#### [Source material]
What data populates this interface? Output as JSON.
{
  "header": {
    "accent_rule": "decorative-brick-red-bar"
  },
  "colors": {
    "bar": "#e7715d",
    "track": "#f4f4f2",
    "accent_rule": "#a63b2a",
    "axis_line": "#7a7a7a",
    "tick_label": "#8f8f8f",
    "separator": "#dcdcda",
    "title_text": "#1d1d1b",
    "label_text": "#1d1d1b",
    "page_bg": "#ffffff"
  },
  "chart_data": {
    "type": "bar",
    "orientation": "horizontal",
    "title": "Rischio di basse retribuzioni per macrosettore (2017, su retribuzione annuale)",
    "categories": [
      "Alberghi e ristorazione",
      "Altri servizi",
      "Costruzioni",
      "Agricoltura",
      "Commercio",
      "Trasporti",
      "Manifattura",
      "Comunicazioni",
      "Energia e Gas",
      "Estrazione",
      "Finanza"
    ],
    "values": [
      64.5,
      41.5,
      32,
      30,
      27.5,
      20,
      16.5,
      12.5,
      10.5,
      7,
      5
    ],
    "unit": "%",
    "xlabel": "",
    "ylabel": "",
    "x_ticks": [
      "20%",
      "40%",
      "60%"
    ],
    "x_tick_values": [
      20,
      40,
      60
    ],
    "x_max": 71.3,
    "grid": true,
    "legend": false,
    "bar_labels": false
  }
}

#### [Written task]
Nothing should be left out: return all of the records exactly.

#### [Result]
What data populates this interface? Output as JSON.
{
  "header": {
    "accent_rule": "decorative-brick-red-bar"
  },
  "colors": {
    "bar": "#e7715d",
    "track": "#f4f4f2",
    "accent_rule": "#a63b2a",
    "axis_line": "#7a7a7a",
    "tick_label": "#8f8f8f",
    "separator": "#dcdcda",
    "title_text": "#1d1d1b",
    "label_text": "#1d1d1b",
    "page_bg": "#ffffff"
  },
  "chart_data": {
    "type": "bar",
    "orientation": "horizontal",
    "title": "Rischio di basse retribuzioni per macrosettore (2017, su retribuzione annuale)",
    "categories": [
      "Alberghi e ristorazione",
      "Altri servizi",
      "Costruzioni",
      "Agricoltura",
      "Commercio",
      "Trasporti",
      "Manifattura",
      "Comunicazioni",
      "Energia e Gas",
      "Estrazione",
      "Finanza"
    ],
    "values": [
      64.5,
      41.5,
      32,
      30,
      27.5,
      20,
      16.5,
      12.5,
      10.5,
      7,
      5
    ],
    "unit": "%",
    "xlabel": "",
    "ylabel": "",
    "x_ticks": [
      "20%",
      "40%",
      "60%"
    ],
    "x_tick_values": [
      20,
      40,
      60
    ],
    "x_max": 71.3,
    "grid": true,
    "legend": false,
    "bar_labels": false
  }
}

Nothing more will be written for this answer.